>>>>>

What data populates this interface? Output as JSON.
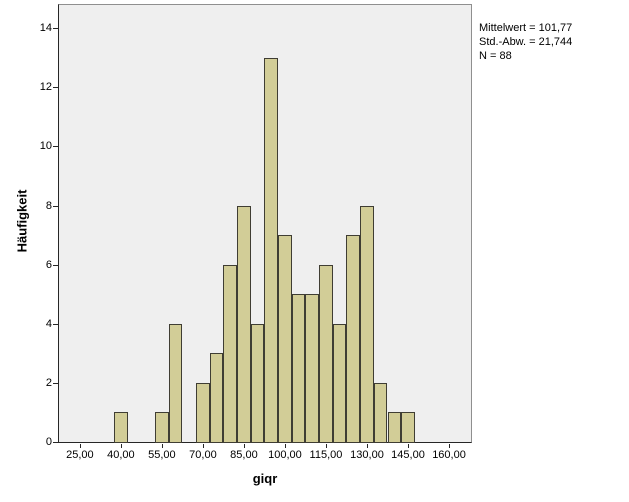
{
  "chart_data": {
    "type": "bar",
    "subtype": "histogram",
    "title": "",
    "xlabel": "giqr",
    "ylabel": "Häufigkeit",
    "bin_width": 5,
    "bin_centers": [
      40,
      55,
      60,
      70,
      75,
      80,
      85,
      90,
      95,
      100,
      105,
      110,
      115,
      120,
      125,
      130,
      135,
      140,
      145
    ],
    "counts": [
      1,
      1,
      4,
      2,
      3,
      6,
      8,
      4,
      13,
      7,
      5,
      5,
      6,
      4,
      7,
      8,
      2,
      1,
      1
    ],
    "x_ticks": [
      {
        "value": 25,
        "label": "25,00"
      },
      {
        "value": 40,
        "label": "40,00"
      },
      {
        "value": 55,
        "label": "55,00"
      },
      {
        "value": 70,
        "label": "70,00"
      },
      {
        "value": 85,
        "label": "85,00"
      },
      {
        "value": 100,
        "label": "100,00"
      },
      {
        "value": 115,
        "label": "115,00"
      },
      {
        "value": 130,
        "label": "130,00"
      },
      {
        "value": 145,
        "label": "145,00"
      },
      {
        "value": 160,
        "label": "160,00"
      }
    ],
    "y_ticks": [
      0,
      2,
      4,
      6,
      8,
      10,
      12,
      14
    ],
    "xlim": [
      17.0,
      168.4
    ],
    "ylim": [
      0,
      14.82
    ],
    "grid": false,
    "legend_position": "none",
    "colors": {
      "bar_fill": "#d2cd97",
      "bar_border": "#3f3d33",
      "plot_background": "#efefef",
      "frame": "#8f8f8f",
      "axis": "#262626"
    }
  },
  "stats_box": {
    "lines": [
      "Mittelwert = 101,77",
      "Std.-Abw. = 21,744",
      "N = 88"
    ]
  }
}
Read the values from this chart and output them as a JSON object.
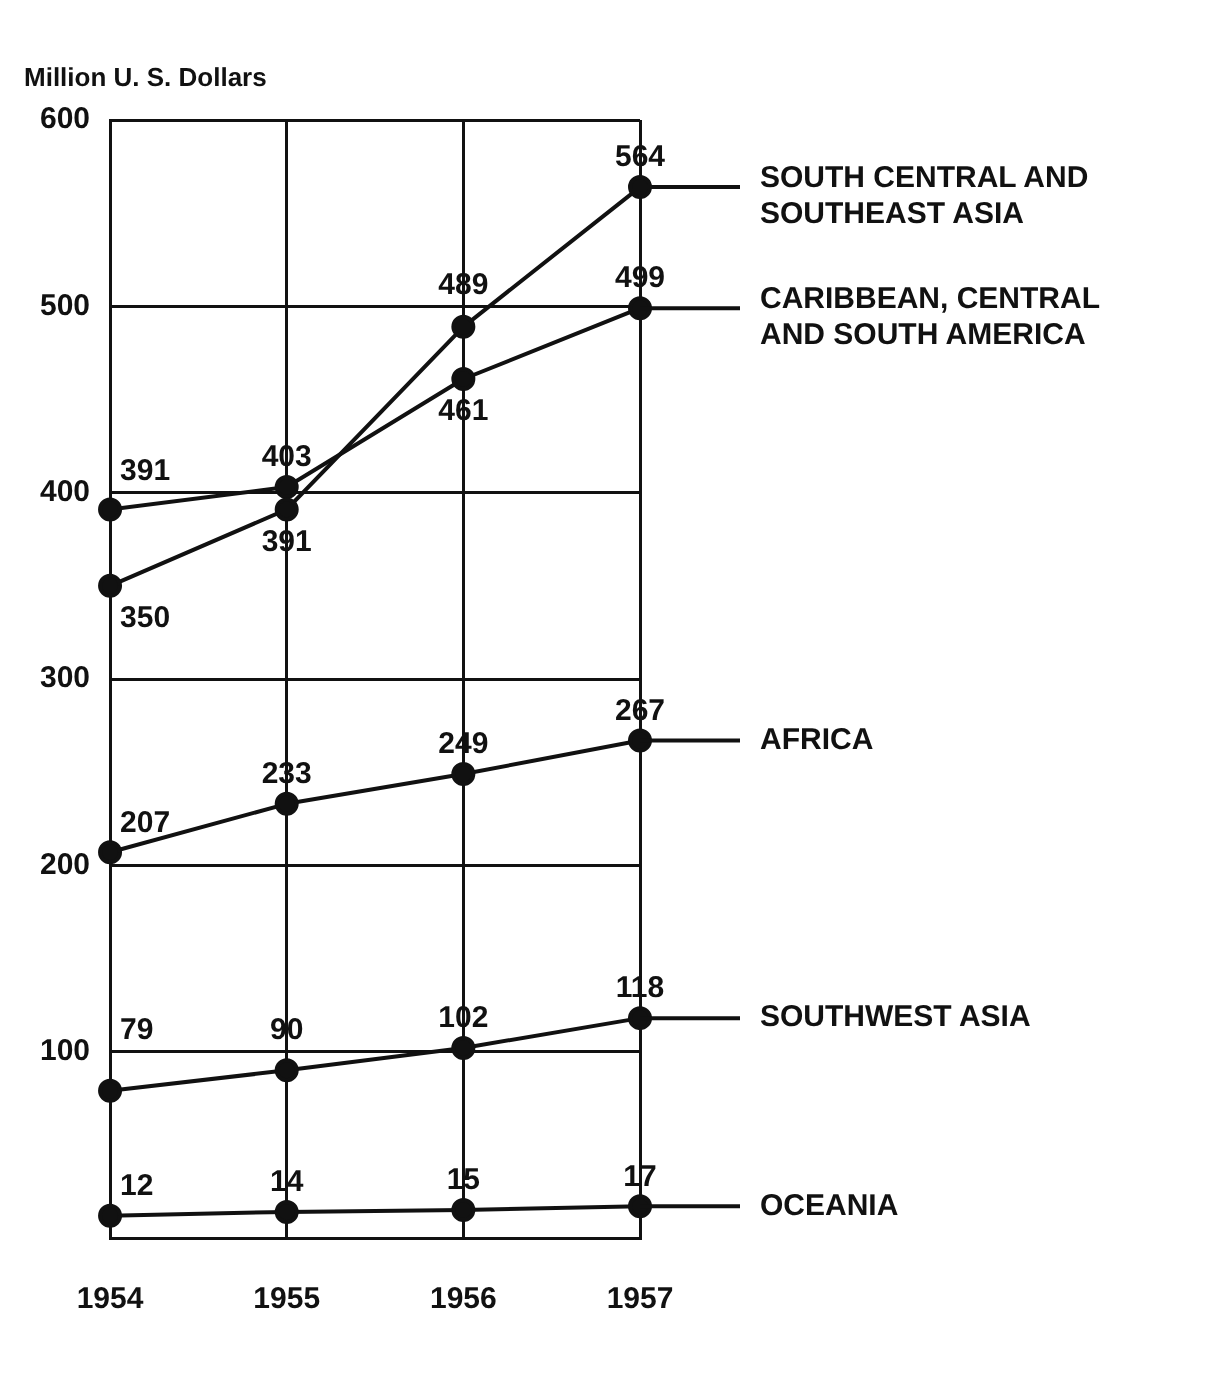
{
  "chart_data": {
    "type": "line",
    "ylabel": "Million U. S. Dollars",
    "categories": [
      "1954",
      "1955",
      "1956",
      "1957"
    ],
    "series": [
      {
        "name": "SOUTH CENTRAL AND SOUTHEAST ASIA",
        "color": "#111111",
        "values": [
          350,
          391,
          489,
          564
        ]
      },
      {
        "name": "CARIBBEAN, CENTRAL AND SOUTH AMERICA",
        "color": "#111111",
        "values": [
          391,
          403,
          461,
          499
        ]
      },
      {
        "name": "AFRICA",
        "color": "#111111",
        "values": [
          207,
          233,
          249,
          267
        ]
      },
      {
        "name": "SOUTHWEST ASIA",
        "color": "#111111",
        "values": [
          79,
          90,
          102,
          118
        ]
      },
      {
        "name": "OCEANIA",
        "color": "#111111",
        "values": [
          12,
          14,
          15,
          17
        ]
      }
    ],
    "ylim": [
      0,
      600
    ],
    "yticks": [
      100,
      200,
      300,
      400,
      500,
      600
    ],
    "grid": true,
    "legend": "right",
    "marker": "circle",
    "line_style": "solid",
    "data_labels": true
  }
}
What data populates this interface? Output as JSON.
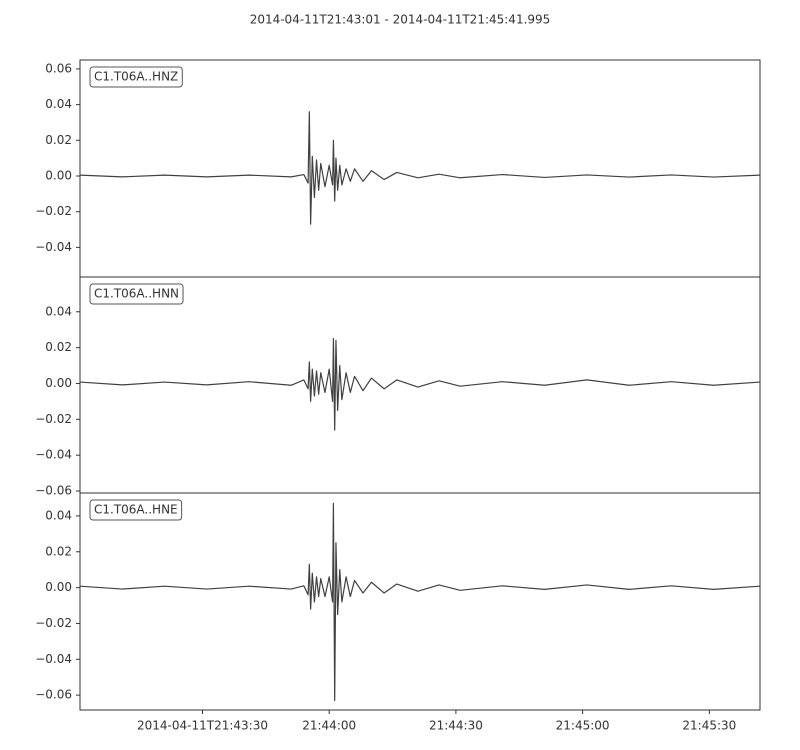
{
  "chart_data": {
    "type": "line",
    "title": "2014-04-11T21:43:01  -  2014-04-11T21:45:41.995",
    "xlim": [
      "2014-04-11T21:43:01.000",
      "2014-04-11T21:45:41.995"
    ],
    "xticks": [
      "2014-04-11T21:43:30",
      {
        "value": "2014-04-11T21:44:00",
        "label": "21:44:00"
      },
      {
        "value": "2014-04-11T21:44:30",
        "label": "21:44:30"
      },
      {
        "value": "2014-04-11T21:45:00",
        "label": "21:45:00"
      },
      {
        "value": "2014-04-11T21:45:30",
        "label": "21:45:30"
      }
    ],
    "x": [
      "2014-04-11T21:43:01.000",
      "2014-04-11T21:43:11.000",
      "2014-04-11T21:43:21.000",
      "2014-04-11T21:43:31.000",
      "2014-04-11T21:43:41.000",
      "2014-04-11T21:43:51.000",
      "2014-04-11T21:43:54.000",
      "2014-04-11T21:43:55.000",
      "2014-04-11T21:43:55.300",
      "2014-04-11T21:43:55.600",
      "2014-04-11T21:43:56.000",
      "2014-04-11T21:43:56.500",
      "2014-04-11T21:43:57.000",
      "2014-04-11T21:43:57.500",
      "2014-04-11T21:43:58.000",
      "2014-04-11T21:43:59.000",
      "2014-04-11T21:44:00.000",
      "2014-04-11T21:44:00.800",
      "2014-04-11T21:44:01.000",
      "2014-04-11T21:44:01.300",
      "2014-04-11T21:44:01.600",
      "2014-04-11T21:44:02.000",
      "2014-04-11T21:44:02.500",
      "2014-04-11T21:44:03.000",
      "2014-04-11T21:44:04.000",
      "2014-04-11T21:44:05.000",
      "2014-04-11T21:44:06.000",
      "2014-04-11T21:44:08.000",
      "2014-04-11T21:44:10.000",
      "2014-04-11T21:44:13.000",
      "2014-04-11T21:44:16.000",
      "2014-04-11T21:44:21.000",
      "2014-04-11T21:44:26.000",
      "2014-04-11T21:44:31.000",
      "2014-04-11T21:44:41.000",
      "2014-04-11T21:44:51.000",
      "2014-04-11T21:45:01.000",
      "2014-04-11T21:45:11.000",
      "2014-04-11T21:45:21.000",
      "2014-04-11T21:45:31.000",
      "2014-04-11T21:45:41.995"
    ],
    "series": [
      {
        "name": "C1.T06A..HNZ",
        "color": "#404040",
        "ylim": [
          -0.0566,
          0.065
        ],
        "yticks": [
          {
            "value": -0.04,
            "label": "−0.04"
          },
          {
            "value": -0.02,
            "label": "−0.02"
          },
          {
            "value": 0,
            "label": "0.00"
          },
          0.02,
          0.04,
          0.06
        ],
        "values": [
          0.0005,
          -0.0005,
          0.0005,
          -0.0005,
          0.0005,
          -0.0005,
          0.0008,
          -0.004,
          0.036,
          -0.027,
          0.011,
          -0.012,
          0.009,
          -0.008,
          0.007,
          -0.006,
          0.006,
          -0.005,
          0.02,
          -0.014,
          0.01,
          -0.008,
          0.006,
          -0.005,
          0.004,
          -0.003,
          0.004,
          -0.003,
          0.003,
          -0.002,
          0.002,
          -0.001,
          0.001,
          -0.001,
          0.0008,
          -0.0008,
          0.0006,
          -0.0006,
          0.0006,
          -0.0006,
          0.0005
        ]
      },
      {
        "name": "C1.T06A..HNN",
        "color": "#404040",
        "ylim": [
          -0.0611,
          0.0594
        ],
        "yticks": [
          {
            "value": -0.06,
            "label": "−0.06"
          },
          {
            "value": -0.04,
            "label": "−0.04"
          },
          {
            "value": -0.02,
            "label": "−0.02"
          },
          {
            "value": 0,
            "label": "0.00"
          },
          0.02,
          0.04
        ],
        "values": [
          0.0008,
          -0.0008,
          0.0008,
          -0.0008,
          0.001,
          -0.001,
          0.002,
          -0.003,
          0.012,
          -0.01,
          0.008,
          -0.007,
          0.007,
          -0.006,
          0.006,
          -0.005,
          0.008,
          -0.01,
          0.025,
          -0.026,
          0.024,
          -0.015,
          0.01,
          -0.009,
          0.006,
          -0.005,
          0.004,
          -0.004,
          0.003,
          -0.003,
          0.002,
          -0.002,
          0.0015,
          -0.0015,
          0.001,
          -0.001,
          0.002,
          -0.001,
          0.001,
          -0.001,
          0.0008
        ]
      },
      {
        "name": "C1.T06A..HNE",
        "color": "#404040",
        "ylim": [
          -0.0683,
          0.0528
        ],
        "yticks": [
          {
            "value": -0.06,
            "label": "−0.06"
          },
          {
            "value": -0.04,
            "label": "−0.04"
          },
          {
            "value": -0.02,
            "label": "−0.02"
          },
          {
            "value": 0,
            "label": "0.00"
          },
          0.02,
          0.04
        ],
        "values": [
          0.0008,
          -0.0008,
          0.0008,
          -0.0008,
          0.0008,
          -0.0008,
          0.001,
          -0.004,
          0.013,
          -0.012,
          0.008,
          -0.008,
          0.006,
          -0.005,
          0.005,
          -0.005,
          0.006,
          -0.008,
          0.047,
          -0.063,
          0.025,
          -0.015,
          0.01,
          -0.008,
          0.006,
          -0.005,
          0.004,
          -0.003,
          0.003,
          -0.003,
          0.002,
          -0.002,
          0.0015,
          -0.0015,
          0.001,
          -0.001,
          0.0015,
          -0.001,
          0.001,
          -0.001,
          0.0008
        ]
      }
    ]
  }
}
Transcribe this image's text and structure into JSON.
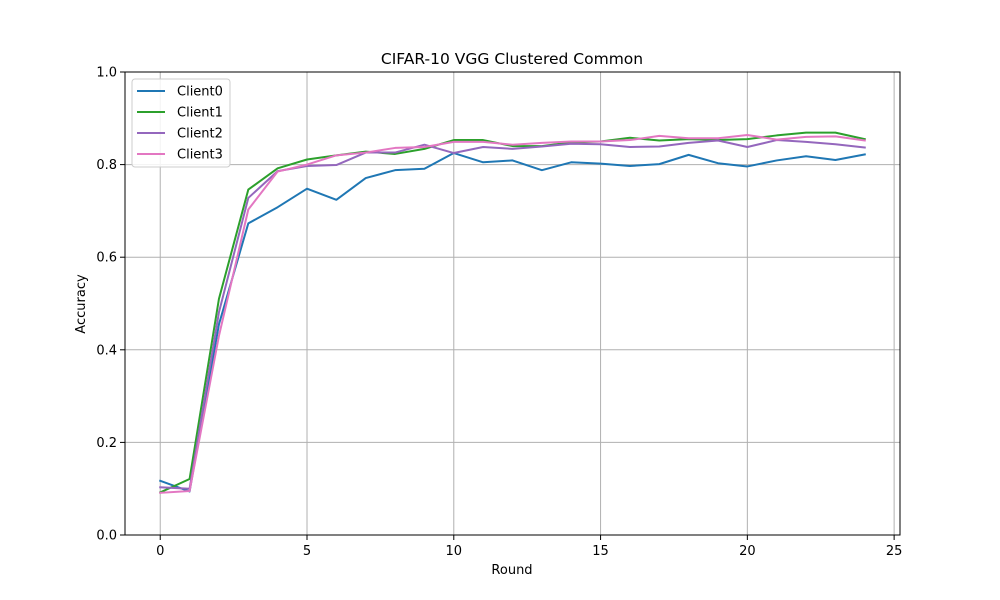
{
  "chart_data": {
    "type": "line",
    "title": "CIFAR-10 VGG Clustered Common",
    "xlabel": "Round",
    "ylabel": "Accuracy",
    "xlim": [
      -1.2,
      25.2
    ],
    "ylim": [
      0.0,
      1.0
    ],
    "xticks": [
      0,
      5,
      10,
      15,
      20,
      25
    ],
    "yticks": [
      0.0,
      0.2,
      0.4,
      0.6,
      0.8,
      1.0
    ],
    "xtick_labels": [
      "0",
      "5",
      "10",
      "15",
      "20",
      "25"
    ],
    "ytick_labels": [
      "0.0",
      "0.2",
      "0.4",
      "0.6",
      "0.8",
      "1.0"
    ],
    "grid": true,
    "legend_position": "top-left",
    "x": [
      0,
      1,
      2,
      3,
      4,
      5,
      6,
      7,
      8,
      9,
      10,
      11,
      12,
      13,
      14,
      15,
      16,
      17,
      18,
      19,
      20,
      21,
      22,
      23,
      24
    ],
    "series": [
      {
        "name": "Client0",
        "color": "#1f77b4",
        "values": [
          0.117,
          0.094,
          0.455,
          0.673,
          0.708,
          0.748,
          0.724,
          0.771,
          0.788,
          0.791,
          0.825,
          0.805,
          0.809,
          0.788,
          0.805,
          0.802,
          0.797,
          0.801,
          0.821,
          0.803,
          0.796,
          0.809,
          0.818,
          0.81,
          0.822
        ]
      },
      {
        "name": "Client1",
        "color": "#2ca02c",
        "values": [
          0.092,
          0.121,
          0.51,
          0.746,
          0.792,
          0.811,
          0.82,
          0.828,
          0.823,
          0.834,
          0.853,
          0.853,
          0.84,
          0.84,
          0.848,
          0.85,
          0.858,
          0.852,
          0.855,
          0.853,
          0.855,
          0.863,
          0.869,
          0.869,
          0.855
        ]
      },
      {
        "name": "Client2",
        "color": "#9467bd",
        "values": [
          0.103,
          0.1,
          0.481,
          0.728,
          0.786,
          0.797,
          0.799,
          0.826,
          0.826,
          0.843,
          0.825,
          0.838,
          0.834,
          0.839,
          0.845,
          0.844,
          0.838,
          0.839,
          0.847,
          0.852,
          0.838,
          0.853,
          0.849,
          0.844,
          0.837
        ]
      },
      {
        "name": "Client3",
        "color": "#e377c2",
        "values": [
          0.091,
          0.095,
          0.43,
          0.703,
          0.785,
          0.8,
          0.82,
          0.826,
          0.836,
          0.838,
          0.849,
          0.849,
          0.843,
          0.847,
          0.85,
          0.85,
          0.853,
          0.862,
          0.857,
          0.857,
          0.864,
          0.854,
          0.86,
          0.861,
          0.852
        ]
      }
    ]
  }
}
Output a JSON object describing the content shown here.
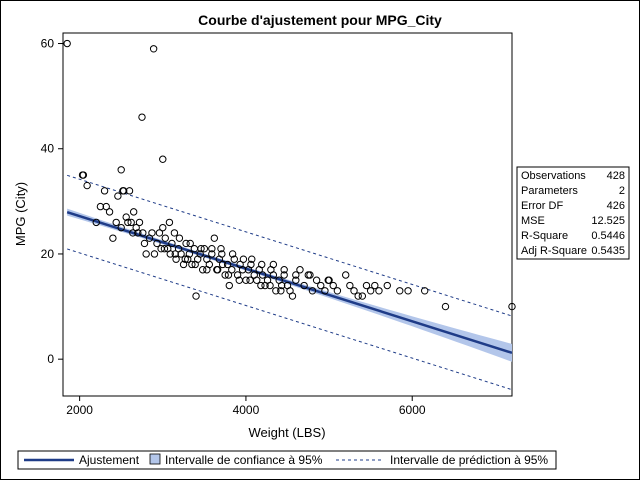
{
  "chart_data": {
    "type": "scatter",
    "title": "Courbe d'ajustement pour MPG_City",
    "xlabel": "Weight (LBS)",
    "ylabel": "MPG (City)",
    "xlim": [
      1800,
      7200
    ],
    "ylim": [
      -7,
      62
    ],
    "xticks": [
      2000,
      4000,
      6000
    ],
    "yticks": [
      0,
      20,
      40,
      60
    ],
    "fit_line": {
      "intercept": 37.2,
      "slope": -0.005
    },
    "confidence_band_halfwidth": {
      "at_mean": 0.35,
      "at_extremes": 1.7
    },
    "prediction_band_halfwidth": 7.0,
    "points": [
      [
        1850,
        60
      ],
      [
        2890,
        59
      ],
      [
        2750,
        46
      ],
      [
        3000,
        38
      ],
      [
        2500,
        36
      ],
      [
        2035,
        35
      ],
      [
        2045,
        35
      ],
      [
        2090,
        33
      ],
      [
        2300,
        32
      ],
      [
        2460,
        31
      ],
      [
        2530,
        32
      ],
      [
        2600,
        32
      ],
      [
        2650,
        28
      ],
      [
        2200,
        26
      ],
      [
        2250,
        29
      ],
      [
        2320,
        29
      ],
      [
        2360,
        28
      ],
      [
        2400,
        23
      ],
      [
        2440,
        26
      ],
      [
        2500,
        25
      ],
      [
        2560,
        27
      ],
      [
        2620,
        26
      ],
      [
        2680,
        25
      ],
      [
        2700,
        24
      ],
      [
        2720,
        26
      ],
      [
        2760,
        24
      ],
      [
        2780,
        22
      ],
      [
        2800,
        20
      ],
      [
        2840,
        23
      ],
      [
        2870,
        24
      ],
      [
        2900,
        20
      ],
      [
        2930,
        22
      ],
      [
        2960,
        24
      ],
      [
        2980,
        21
      ],
      [
        3000,
        25
      ],
      [
        3030,
        23
      ],
      [
        3060,
        21
      ],
      [
        3090,
        20
      ],
      [
        3110,
        22
      ],
      [
        3140,
        24
      ],
      [
        3160,
        19
      ],
      [
        3190,
        21
      ],
      [
        3220,
        20
      ],
      [
        3250,
        18
      ],
      [
        3280,
        22
      ],
      [
        3300,
        19
      ],
      [
        3320,
        20
      ],
      [
        3350,
        18
      ],
      [
        3380,
        21
      ],
      [
        3400,
        12
      ],
      [
        3420,
        19
      ],
      [
        3450,
        20
      ],
      [
        3480,
        17
      ],
      [
        3500,
        21
      ],
      [
        3530,
        19
      ],
      [
        3560,
        18
      ],
      [
        3590,
        20
      ],
      [
        3620,
        23
      ],
      [
        3650,
        17
      ],
      [
        3680,
        19
      ],
      [
        3700,
        21
      ],
      [
        3720,
        18
      ],
      [
        3750,
        16
      ],
      [
        3780,
        18
      ],
      [
        3800,
        14
      ],
      [
        3830,
        17
      ],
      [
        3860,
        19
      ],
      [
        3900,
        16
      ],
      [
        3930,
        18
      ],
      [
        3960,
        17
      ],
      [
        4000,
        15
      ],
      [
        4030,
        17
      ],
      [
        4060,
        18
      ],
      [
        4100,
        16
      ],
      [
        4130,
        15
      ],
      [
        4160,
        17
      ],
      [
        4200,
        16
      ],
      [
        4230,
        14
      ],
      [
        4260,
        15
      ],
      [
        4300,
        17
      ],
      [
        4330,
        16
      ],
      [
        4360,
        13
      ],
      [
        4400,
        15
      ],
      [
        4430,
        14
      ],
      [
        4460,
        16
      ],
      [
        4500,
        14
      ],
      [
        4530,
        13
      ],
      [
        4560,
        12
      ],
      [
        4600,
        15
      ],
      [
        4650,
        17
      ],
      [
        4700,
        14
      ],
      [
        4750,
        16
      ],
      [
        4800,
        13
      ],
      [
        4850,
        15
      ],
      [
        4900,
        14
      ],
      [
        4950,
        13
      ],
      [
        5000,
        15
      ],
      [
        5050,
        14
      ],
      [
        5100,
        13
      ],
      [
        5200,
        16
      ],
      [
        5250,
        14
      ],
      [
        5300,
        13
      ],
      [
        5350,
        12
      ],
      [
        5400,
        12
      ],
      [
        5450,
        14
      ],
      [
        5500,
        13
      ],
      [
        5550,
        14
      ],
      [
        5600,
        13
      ],
      [
        5700,
        14
      ],
      [
        5850,
        13
      ],
      [
        5950,
        13
      ],
      [
        6150,
        13
      ],
      [
        6400,
        10
      ],
      [
        7200,
        10
      ],
      [
        2520,
        32
      ],
      [
        2580,
        26
      ],
      [
        2640,
        24
      ],
      [
        3080,
        26
      ],
      [
        3200,
        23
      ],
      [
        3330,
        22
      ],
      [
        3460,
        21
      ],
      [
        3590,
        21
      ],
      [
        3710,
        20
      ],
      [
        3840,
        20
      ],
      [
        3970,
        19
      ],
      [
        4070,
        19
      ],
      [
        4190,
        18
      ],
      [
        4330,
        18
      ],
      [
        4460,
        17
      ],
      [
        4600,
        16
      ],
      [
        4770,
        16
      ],
      [
        4990,
        15
      ],
      [
        3020,
        21
      ],
      [
        3150,
        20
      ],
      [
        3270,
        19
      ],
      [
        3390,
        18
      ],
      [
        3530,
        17
      ],
      [
        3660,
        17
      ],
      [
        3790,
        16
      ],
      [
        3920,
        15
      ],
      [
        4050,
        15
      ],
      [
        4180,
        14
      ],
      [
        4290,
        14
      ],
      [
        4420,
        13
      ]
    ]
  },
  "stats": [
    {
      "label": "Observations",
      "value": "428"
    },
    {
      "label": "Parameters",
      "value": "2"
    },
    {
      "label": "Error DF",
      "value": "426"
    },
    {
      "label": "MSE",
      "value": "12.525"
    },
    {
      "label": "R-Square",
      "value": "0.5446"
    },
    {
      "label": "Adj R-Square",
      "value": "0.5435"
    }
  ],
  "legend": {
    "fit": "Ajustement",
    "confidence": "Intervalle de confiance à 95%",
    "prediction": "Intervalle de prédiction à 95%"
  },
  "colors": {
    "fit_line": "#1f3c88",
    "confidence_band": "#b3c6ea",
    "prediction_line": "#1f3c88",
    "points": "#000000"
  }
}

<<<<<

▶ **Objective**: Scan the material above. Return every line containing the string "xlabel".

▶ **Full response**:
    "xlabel": "giqr",
    "xlabel": "Round",
    "xlabel": "Weight (LBS)",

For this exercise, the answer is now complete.